# WHAT NEEDS TO BE DONE
Search the material for "修改Cobbler管理dhcp服务的模板文件" and show all lines that contain it.

# INFORMATION GIVEN
......

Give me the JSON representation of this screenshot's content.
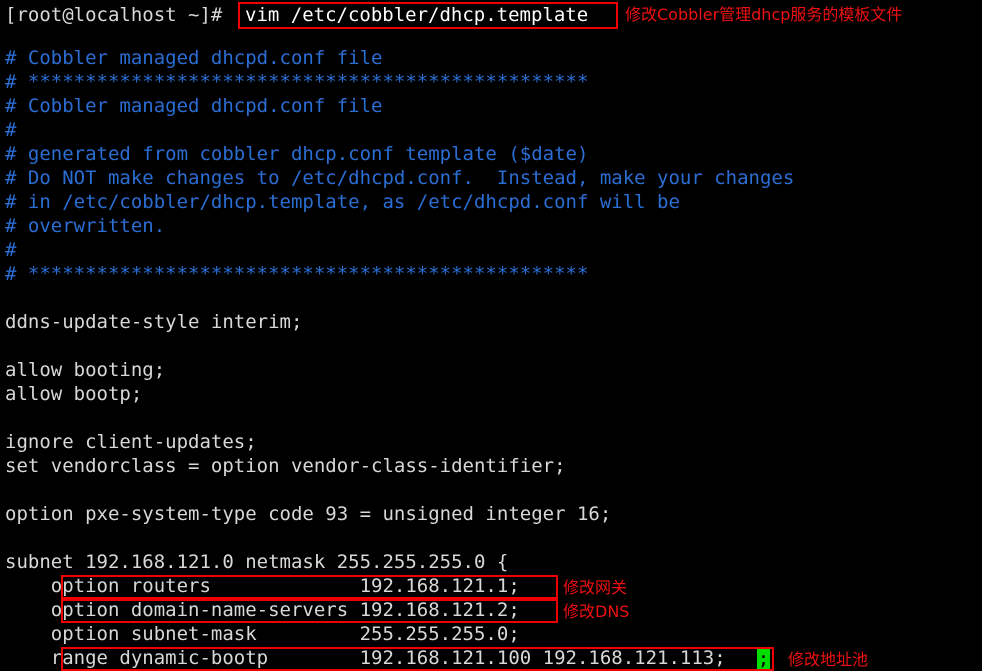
{
  "terminal": {
    "prompt": "[root@localhost ~]# ",
    "command": "vim /etc/cobbler/dhcp.template",
    "command_annotation": "修改Cobbler管理dhcp服务的模板文件",
    "background_color": "#000000",
    "foreground_color": "#d8d8d8",
    "comment_color": "#2a6ed4",
    "annotation_color": "#ee1111",
    "highlight_box_color": "#ee0000",
    "cursor_color": "#00dd00"
  },
  "file": {
    "path": "/etc/cobbler/dhcp.template",
    "lines": [
      "# Cobbler managed dhcpd.conf file",
      "# *************************************************",
      "# Cobbler managed dhcpd.conf file",
      "#",
      "# generated from cobbler dhcp.conf template ($date)",
      "# Do NOT make changes to /etc/dhcpd.conf.  Instead, make your changes",
      "# in /etc/cobbler/dhcp.template, as /etc/dhcpd.conf will be",
      "# overwritten.",
      "#",
      "# *************************************************",
      "",
      "ddns-update-style interim;",
      "",
      "allow booting;",
      "allow bootp;",
      "",
      "ignore client-updates;",
      "set vendorclass = option vendor-class-identifier;",
      "",
      "option pxe-system-type code 93 = unsigned integer 16;",
      "",
      "subnet 192.168.121.0 netmask 255.255.255.0 {",
      "    option routers             192.168.121.1;",
      "    option domain-name-servers 192.168.121.2;",
      "    option subnet-mask         255.255.255.0;",
      "    range dynamic-bootp        192.168.121.100 192.168.121.113;"
    ]
  },
  "annotations": [
    {
      "id": "command",
      "label": "修改Cobbler管理dhcp服务的模板文件"
    },
    {
      "id": "routers",
      "label": "修改网关"
    },
    {
      "id": "dns",
      "label": "修改DNS"
    },
    {
      "id": "range",
      "label": "修改地址池"
    }
  ],
  "cursor": {
    "character": ";"
  }
}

......

# TASK RESPONSE
    "command_annotation": "修改Cobbler管理dhcp服务的模板文件",
      "label": "修改Cobbler管理dhcp服务的模板文件"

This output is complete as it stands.